>> Start Source text
Untold lives blog

Sharing stories from the past, worldwide

29 November 2016

A music examiner’s tour of India

Amongst the India Office Private Papers at the British Library is the personal diary of Dr Charles MacPherson.  A fellow of the Royal Academy of Music, and organist at St Paul’s Cathedral from 1916 until his death in 1927, MacPherson published a number of musical works.  The Library holds the manuscript of his Solemn Thanksgiving Te Deum for orchestra and chorus composed for the service held at St Paul’s to celebrate the signing of the Treaty of Peace in July 1919.

 

  Photograph of Charles MacPherson

Charles MacPherson  -India Office Private Papers MSS Eur A93  Public Domain Creative Commons Licence

In the autumn of 1925 MacPherson undertook a tour of India and Ceylon as an examiner for the Associated Board of the Royal Academy and Royal College of Music.  His diary details the trials of travelling from town to town and his forthright opinions on just how foreign this nation and her people are to him, as well as moments of wonder at the beauty of the architecture or scenery.

Accompanied by his wife Sophie, MacPherson left Tilbury on 28 August 1925 bound for Bombay.  The couple weren’t taken with the idea of a long voyage and ‘both thought the joys of seafaring overrated’.
>> End Source text
>> Start Supplied records
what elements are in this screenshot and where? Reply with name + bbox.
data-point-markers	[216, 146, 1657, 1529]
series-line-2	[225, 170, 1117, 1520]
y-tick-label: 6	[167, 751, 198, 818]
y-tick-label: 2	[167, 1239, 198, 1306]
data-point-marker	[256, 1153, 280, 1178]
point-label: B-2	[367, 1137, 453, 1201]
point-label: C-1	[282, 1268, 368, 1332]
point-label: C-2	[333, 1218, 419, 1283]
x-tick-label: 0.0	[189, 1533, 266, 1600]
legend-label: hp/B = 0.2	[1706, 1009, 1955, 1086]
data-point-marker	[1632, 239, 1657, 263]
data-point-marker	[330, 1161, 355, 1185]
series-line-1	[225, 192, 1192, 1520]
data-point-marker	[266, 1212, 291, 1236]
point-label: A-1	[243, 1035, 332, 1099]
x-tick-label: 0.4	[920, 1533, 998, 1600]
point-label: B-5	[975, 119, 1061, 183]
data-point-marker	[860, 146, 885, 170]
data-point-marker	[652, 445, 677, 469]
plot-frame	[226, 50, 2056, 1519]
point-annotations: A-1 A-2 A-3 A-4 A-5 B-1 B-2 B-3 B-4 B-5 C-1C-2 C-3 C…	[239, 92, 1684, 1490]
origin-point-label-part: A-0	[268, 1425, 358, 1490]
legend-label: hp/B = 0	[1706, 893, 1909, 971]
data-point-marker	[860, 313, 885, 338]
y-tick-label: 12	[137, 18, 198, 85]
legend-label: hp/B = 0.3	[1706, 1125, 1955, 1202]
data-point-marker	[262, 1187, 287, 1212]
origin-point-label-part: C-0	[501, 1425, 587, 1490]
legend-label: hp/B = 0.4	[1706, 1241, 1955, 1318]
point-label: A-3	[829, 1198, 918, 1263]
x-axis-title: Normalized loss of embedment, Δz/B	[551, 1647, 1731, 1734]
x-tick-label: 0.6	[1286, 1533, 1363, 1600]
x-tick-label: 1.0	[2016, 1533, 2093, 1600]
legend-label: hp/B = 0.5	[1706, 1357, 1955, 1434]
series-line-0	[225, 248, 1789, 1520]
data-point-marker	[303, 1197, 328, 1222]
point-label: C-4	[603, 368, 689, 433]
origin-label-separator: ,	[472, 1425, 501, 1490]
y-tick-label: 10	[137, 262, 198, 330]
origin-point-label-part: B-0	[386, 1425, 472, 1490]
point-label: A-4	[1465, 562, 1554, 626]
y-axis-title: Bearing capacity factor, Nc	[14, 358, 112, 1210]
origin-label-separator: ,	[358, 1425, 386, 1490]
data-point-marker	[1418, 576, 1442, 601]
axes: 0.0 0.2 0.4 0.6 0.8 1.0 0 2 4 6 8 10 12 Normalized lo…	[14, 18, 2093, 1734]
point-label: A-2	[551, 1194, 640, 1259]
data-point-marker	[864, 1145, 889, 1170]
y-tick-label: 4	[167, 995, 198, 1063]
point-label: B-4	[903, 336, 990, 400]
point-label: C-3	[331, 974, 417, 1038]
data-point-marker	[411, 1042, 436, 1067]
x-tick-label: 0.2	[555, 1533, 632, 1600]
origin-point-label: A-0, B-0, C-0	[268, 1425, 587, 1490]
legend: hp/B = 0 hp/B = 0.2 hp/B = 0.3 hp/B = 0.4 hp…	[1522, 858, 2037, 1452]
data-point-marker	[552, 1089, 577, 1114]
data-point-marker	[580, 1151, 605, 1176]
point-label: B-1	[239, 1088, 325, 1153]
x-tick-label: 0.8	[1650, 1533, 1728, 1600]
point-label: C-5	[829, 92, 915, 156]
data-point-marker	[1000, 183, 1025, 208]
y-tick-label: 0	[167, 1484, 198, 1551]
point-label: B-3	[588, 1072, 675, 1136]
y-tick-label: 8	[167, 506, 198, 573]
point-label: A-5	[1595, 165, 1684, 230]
>> End Supplied records
▶ [Task 1] Collect every line of the listing that contains the string "origin", matching case exactly.
▶ [Task 2] Extend the blog post on the music examiner's tour of India, starting right after its final sentence.

▶ [Expected output 1]
origin-point-label-part: A-0	[268, 1425, 358, 1490]
origin-point-label-part: C-0	[501, 1425, 587, 1490]
origin-label-separator: ,	[472, 1425, 501, 1490]
origin-point-label-part: B-0	[386, 1425, 472, 1490]
origin-label-separator: ,	[358, 1425, 386, 1490]
origin-point-label: A-0, B-0, C-0	[268, 1425, 587, 1490]

▶ [Expected output 2]
MacPherson was keen to document any musical moments he encountered.  He described a ship’s officer playing the harmonium ‘whose left hand was greedy for more notes, that were always forthcoming though seldom possessing any connection with the “time-hand”.’  The crew and passengers formed a chorus, with MacPherson himself having to sing an octave lower than usual owing to laryngitis.

Arriving at Bombay on 18 September, MacPherson was immediately taken with the difference in appearance of the native people: ‘No two people looked or dressed alike …quaint old men wore white shirts, but outside of their lower garments.  This custom would look odd in England with dress clothes!’

 

View from St Paul’s School Darjeeling (1870)

John H Doyle, View from St Paul’s School Darjeeling (1870) Photo 27/(91) BL Online Gallery  Public Domain Creative Commons Licence


The musician then undertook a programme of examinations that kept him so busy that he even had to turn down an invitation of lunch from the Viceroy.  His schedule took him to St Paul's School in Darjeeling, the highest school in the world at 7,600ft above sea level.  In Bombay he visited ‘a girl’s school, good piano, birds flying about in the room’.  He found the town of Hardwar unsettling because it was 'infested with monkies’, wondering that 'these dreadful beasties are counted as sacred'.

In Delhi MacPherson commented; 'The old buildings are things to be wondered at, and seem to belong to picture books rather than reality.  Ancient India must have been truly a wondrous country'.  In Mysore he notated wedding music: ‘a marriage procession headed by a band consisting of a hand-drum, a tambourine, a native trumpet, a kind of cornet and a bagpipe.  The really fine thing was the rhythm maintained between the hand-drum and the tambourine - something like...’

  Notation of wedding music

India Office Private Papers MSS Eur A93 p.160  Public Domain Creative Commons Licence

 

The MacPhersons continued onto Ceylon which they found, almost ‘Europe-like’ after India with the port ‘rather like Clacton-on- Sea, or a trifle less distinguished’.  Despite the tiring travels, the trip was deemed a success as he closed with ‘here ends the diary of a wonderful experience’.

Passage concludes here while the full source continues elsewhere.